* START GIVEN DATA *

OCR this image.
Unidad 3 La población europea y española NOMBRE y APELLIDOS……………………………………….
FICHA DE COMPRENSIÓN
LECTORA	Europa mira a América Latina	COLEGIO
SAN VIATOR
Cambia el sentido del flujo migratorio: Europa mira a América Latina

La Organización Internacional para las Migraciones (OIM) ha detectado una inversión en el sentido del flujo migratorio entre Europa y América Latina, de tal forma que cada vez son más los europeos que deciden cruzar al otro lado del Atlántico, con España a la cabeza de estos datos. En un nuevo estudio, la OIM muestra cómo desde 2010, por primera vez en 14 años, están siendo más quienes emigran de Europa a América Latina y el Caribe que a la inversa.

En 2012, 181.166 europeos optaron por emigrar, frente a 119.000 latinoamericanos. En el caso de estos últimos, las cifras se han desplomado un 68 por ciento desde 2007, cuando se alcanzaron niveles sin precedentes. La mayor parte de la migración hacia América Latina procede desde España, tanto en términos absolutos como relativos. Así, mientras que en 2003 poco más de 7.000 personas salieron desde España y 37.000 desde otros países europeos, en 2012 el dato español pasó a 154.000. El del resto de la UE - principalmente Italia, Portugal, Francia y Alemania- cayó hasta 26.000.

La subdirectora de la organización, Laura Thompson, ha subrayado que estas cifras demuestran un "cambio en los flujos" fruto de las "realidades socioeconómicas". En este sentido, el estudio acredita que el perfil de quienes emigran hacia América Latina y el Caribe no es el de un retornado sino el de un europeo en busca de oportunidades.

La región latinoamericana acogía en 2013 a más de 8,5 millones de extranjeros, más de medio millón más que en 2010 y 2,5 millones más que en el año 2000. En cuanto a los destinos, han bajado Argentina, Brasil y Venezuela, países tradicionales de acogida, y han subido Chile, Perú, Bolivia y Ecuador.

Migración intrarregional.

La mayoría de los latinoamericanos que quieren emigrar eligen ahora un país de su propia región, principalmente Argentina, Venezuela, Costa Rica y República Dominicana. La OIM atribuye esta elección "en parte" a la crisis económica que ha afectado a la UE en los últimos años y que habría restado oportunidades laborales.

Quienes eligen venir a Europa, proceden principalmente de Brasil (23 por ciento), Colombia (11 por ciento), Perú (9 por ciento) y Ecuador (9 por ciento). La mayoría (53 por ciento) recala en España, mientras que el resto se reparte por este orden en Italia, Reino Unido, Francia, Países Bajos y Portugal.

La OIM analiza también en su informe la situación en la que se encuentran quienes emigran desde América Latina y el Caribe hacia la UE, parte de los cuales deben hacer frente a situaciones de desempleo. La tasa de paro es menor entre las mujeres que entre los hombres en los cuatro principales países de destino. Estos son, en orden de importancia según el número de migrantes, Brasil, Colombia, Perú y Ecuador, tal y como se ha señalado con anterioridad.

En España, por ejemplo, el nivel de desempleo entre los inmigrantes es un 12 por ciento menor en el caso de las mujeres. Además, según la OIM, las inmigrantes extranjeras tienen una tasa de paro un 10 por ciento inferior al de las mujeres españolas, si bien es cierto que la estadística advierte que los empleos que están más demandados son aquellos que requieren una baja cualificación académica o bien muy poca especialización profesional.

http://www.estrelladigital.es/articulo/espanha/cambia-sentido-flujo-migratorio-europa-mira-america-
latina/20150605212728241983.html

* END GIVEN DATA *

TASK TO CARRY OUT :: Take the records above and return them exactly as written.

TASK ANSWER ::
OCR this image.
Unidad 3 La población europea y española NOMBRE y APELLIDOS……………………………………….
FICHA DE COMPRENSIÓN
LECTORA	Europa mira a América Latina	COLEGIO
SAN VIATOR
Cambia el sentido del flujo migratorio: Europa mira a América Latina

La Organización Internacional para las Migraciones (OIM) ha detectado una inversión en el sentido del flujo migratorio entre Europa y América Latina, de tal forma que cada vez son más los europeos que deciden cruzar al otro lado del Atlántico, con España a la cabeza de estos datos. En un nuevo estudio, la OIM muestra cómo desde 2010, por primera vez en 14 años, están siendo más quienes emigran de Europa a América Latina y el Caribe que a la inversa.

En 2012, 181.166 europeos optaron por emigrar, frente a 119.000 latinoamericanos. En el caso de estos últimos, las cifras se han desplomado un 68 por ciento desde 2007, cuando se alcanzaron niveles sin precedentes. La mayor parte de la migración hacia América Latina procede desde España, tanto en términos absolutos como relativos. Así, mientras que en 2003 poco más de 7.000 personas salieron desde España y 37.000 desde otros países europeos, en 2012 el dato español pasó a 154.000. El del resto de la UE - principalmente Italia, Portugal, Francia y Alemania- cayó hasta 26.000.

La subdirectora de la organización, Laura Thompson, ha subrayado que estas cifras demuestran un "cambio en los flujos" fruto de las "realidades socioeconómicas". En este sentido, el estudio acredita que el perfil de quienes emigran hacia América Latina y el Caribe no es el de un retornado sino el de un europeo en busca de oportunidades.

La región latinoamericana acogía en 2013 a más de 8,5 millones de extranjeros, más de medio millón más que en 2010 y 2,5 millones más que en el año 2000. En cuanto a los destinos, han bajado Argentina, Brasil y Venezuela, países tradicionales de acogida, y han subido Chile, Perú, Bolivia y Ecuador.

Migración intrarregional.

La mayoría de los latinoamericanos que quieren emigrar eligen ahora un país de su propia región, principalmente Argentina, Venezuela, Costa Rica y República Dominicana. La OIM atribuye esta elección "en parte" a la crisis económica que ha afectado a la UE en los últimos años y que habría restado oportunidades laborales.

Quienes eligen venir a Europa, proceden principalmente de Brasil (23 por ciento), Colombia (11 por ciento), Perú (9 por ciento) y Ecuador (9 por ciento). La mayoría (53 por ciento) recala en España, mientras que el resto se reparte por este orden en Italia, Reino Unido, Francia, Países Bajos y Portugal.

La OIM analiza también en su informe la situación en la que se encuentran quienes emigran desde América Latina y el Caribe hacia la UE, parte de los cuales deben hacer frente a situaciones de desempleo. La tasa de paro es menor entre las mujeres que entre los hombres en los cuatro principales países de destino. Estos son, en orden de importancia según el número de migrantes, Brasil, Colombia, Perú y Ecuador, tal y como se ha señalado con anterioridad.

En España, por ejemplo, el nivel de desempleo entre los inmigrantes es un 12 por ciento menor en el caso de las mujeres. Además, según la OIM, las inmigrantes extranjeras tienen una tasa de paro un 10 por ciento inferior al de las mujeres españolas, si bien es cierto que la estadística advierte que los empleos que están más demandados son aquellos que requieren una baja cualificación académica o bien muy poca especialización profesional.

http://www.estrelladigital.es/articulo/espanha/cambia-sentido-flujo-migratorio-europa-mira-america-
latina/20150605212728241983.html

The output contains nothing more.